• What is asked
Repeat every entry in the listing below, exactly.
###
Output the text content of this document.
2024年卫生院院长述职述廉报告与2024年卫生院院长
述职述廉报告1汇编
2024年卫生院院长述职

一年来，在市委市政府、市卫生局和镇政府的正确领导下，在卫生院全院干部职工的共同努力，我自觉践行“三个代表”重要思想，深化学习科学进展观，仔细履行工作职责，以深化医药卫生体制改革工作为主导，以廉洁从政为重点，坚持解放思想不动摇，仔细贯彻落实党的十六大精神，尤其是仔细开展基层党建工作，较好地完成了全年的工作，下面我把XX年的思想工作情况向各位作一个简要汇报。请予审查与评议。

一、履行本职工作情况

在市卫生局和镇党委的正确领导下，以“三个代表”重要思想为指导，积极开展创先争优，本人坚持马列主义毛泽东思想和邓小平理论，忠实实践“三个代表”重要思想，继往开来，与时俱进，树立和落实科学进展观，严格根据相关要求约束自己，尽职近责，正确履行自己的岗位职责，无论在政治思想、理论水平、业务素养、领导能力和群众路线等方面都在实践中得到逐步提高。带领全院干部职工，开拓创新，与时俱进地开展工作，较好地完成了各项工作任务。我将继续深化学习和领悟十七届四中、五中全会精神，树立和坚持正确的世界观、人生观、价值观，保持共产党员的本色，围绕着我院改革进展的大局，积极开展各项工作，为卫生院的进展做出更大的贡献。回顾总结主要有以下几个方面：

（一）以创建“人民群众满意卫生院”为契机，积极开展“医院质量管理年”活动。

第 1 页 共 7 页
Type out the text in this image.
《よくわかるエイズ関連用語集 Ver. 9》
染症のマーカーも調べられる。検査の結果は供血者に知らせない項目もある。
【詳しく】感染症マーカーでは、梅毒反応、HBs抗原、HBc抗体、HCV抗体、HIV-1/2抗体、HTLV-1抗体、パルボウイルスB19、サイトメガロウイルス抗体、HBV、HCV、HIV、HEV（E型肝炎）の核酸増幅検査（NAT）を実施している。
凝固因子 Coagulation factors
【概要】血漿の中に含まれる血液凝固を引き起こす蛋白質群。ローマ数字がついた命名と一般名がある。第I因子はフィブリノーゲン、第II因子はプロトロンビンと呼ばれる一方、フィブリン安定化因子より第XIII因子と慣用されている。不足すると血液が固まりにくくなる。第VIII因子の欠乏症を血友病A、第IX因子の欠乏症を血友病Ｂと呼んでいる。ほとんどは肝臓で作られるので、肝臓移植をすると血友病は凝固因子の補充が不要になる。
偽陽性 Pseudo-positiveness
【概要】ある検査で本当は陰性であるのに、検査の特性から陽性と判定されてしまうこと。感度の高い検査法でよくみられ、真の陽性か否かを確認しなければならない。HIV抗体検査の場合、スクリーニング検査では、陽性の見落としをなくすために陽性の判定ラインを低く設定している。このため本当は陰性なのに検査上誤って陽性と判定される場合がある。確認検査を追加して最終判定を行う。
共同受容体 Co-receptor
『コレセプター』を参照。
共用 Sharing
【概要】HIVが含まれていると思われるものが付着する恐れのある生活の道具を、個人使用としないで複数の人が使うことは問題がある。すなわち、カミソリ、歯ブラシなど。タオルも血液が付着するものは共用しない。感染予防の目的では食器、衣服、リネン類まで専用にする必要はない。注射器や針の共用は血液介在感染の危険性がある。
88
###
• Answer for the task
Output the text content of this document.
2024年卫生院院长述职述廉报告与2024年卫生院院长
述职述廉报告1汇编
2024年卫生院院长述职

一年来，在市委市政府、市卫生局和镇政府的正确领导下，在卫生院全院干部职工的共同努力，我自觉践行“三个代表”重要思想，深化学习科学进展观，仔细履行工作职责，以深化医药卫生体制改革工作为主导，以廉洁从政为重点，坚持解放思想不动摇，仔细贯彻落实党的十六大精神，尤其是仔细开展基层党建工作，较好地完成了全年的工作，下面我把XX年的思想工作情况向各位作一个简要汇报。请予审查与评议。

一、履行本职工作情况

在市卫生局和镇党委的正确领导下，以“三个代表”重要思想为指导，积极开展创先争优，本人坚持马列主义毛泽东思想和邓小平理论，忠实实践“三个代表”重要思想，继往开来，与时俱进，树立和落实科学进展观，严格根据相关要求约束自己，尽职近责，正确履行自己的岗位职责，无论在政治思想、理论水平、业务素养、领导能力和群众路线等方面都在实践中得到逐步提高。带领全院干部职工，开拓创新，与时俱进地开展工作，较好地完成了各项工作任务。我将继续深化学习和领悟十七届四中、五中全会精神，树立和坚持正确的世界观、人生观、价值观，保持共产党员的本色，围绕着我院改革进展的大局，积极开展各项工作，为卫生院的进展做出更大的贡献。回顾总结主要有以下几个方面：

（一）以创建“人民群众满意卫生院”为契机，积极开展“医院质量管理年”活动。

第 1 页 共 7 页
Type out the text in this image.
《よくわかるエイズ関連用語集 Ver. 9》
染症のマーカーも調べられる。検査の結果は供血者に知らせない項目もある。
【詳しく】感染症マーカーでは、梅毒反応、HBs抗原、HBc抗体、HCV抗体、HIV-1/2抗体、HTLV-1抗体、パルボウイルスB19、サイトメガロウイルス抗体、HBV、HCV、HIV、HEV（E型肝炎）の核酸増幅検査（NAT）を実施している。
凝固因子 Coagulation factors
【概要】血漿の中に含まれる血液凝固を引き起こす蛋白質群。ローマ数字がついた命名と一般名がある。第I因子はフィブリノーゲン、第II因子はプロトロンビンと呼ばれる一方、フィブリン安定化因子より第XIII因子と慣用されている。不足すると血液が固まりにくくなる。第VIII因子の欠乏症を血友病A、第IX因子の欠乏症を血友病Ｂと呼んでいる。ほとんどは肝臓で作られるので、肝臓移植をすると血友病は凝固因子の補充が不要になる。
偽陽性 Pseudo-positiveness
【概要】ある検査で本当は陰性であるのに、検査の特性から陽性と判定されてしまうこと。感度の高い検査法でよくみられ、真の陽性か否かを確認しなければならない。HIV抗体検査の場合、スクリーニング検査では、陽性の見落としをなくすために陽性の判定ラインを低く設定している。このため本当は陰性なのに検査上誤って陽性と判定される場合がある。確認検査を追加して最終判定を行う。
共同受容体 Co-receptor
『コレセプター』を参照。
共用 Sharing
【概要】HIVが含まれていると思われるものが付着する恐れのある生活の道具を、個人使用としないで複数の人が使うことは問題がある。すなわち、カミソリ、歯ブラシなど。タオルも血液が付着するものは共用しない。感染予防の目的では食器、衣服、リネン類まで専用にする必要はない。注射器や針の共用は血液介在感染の危険性がある。
88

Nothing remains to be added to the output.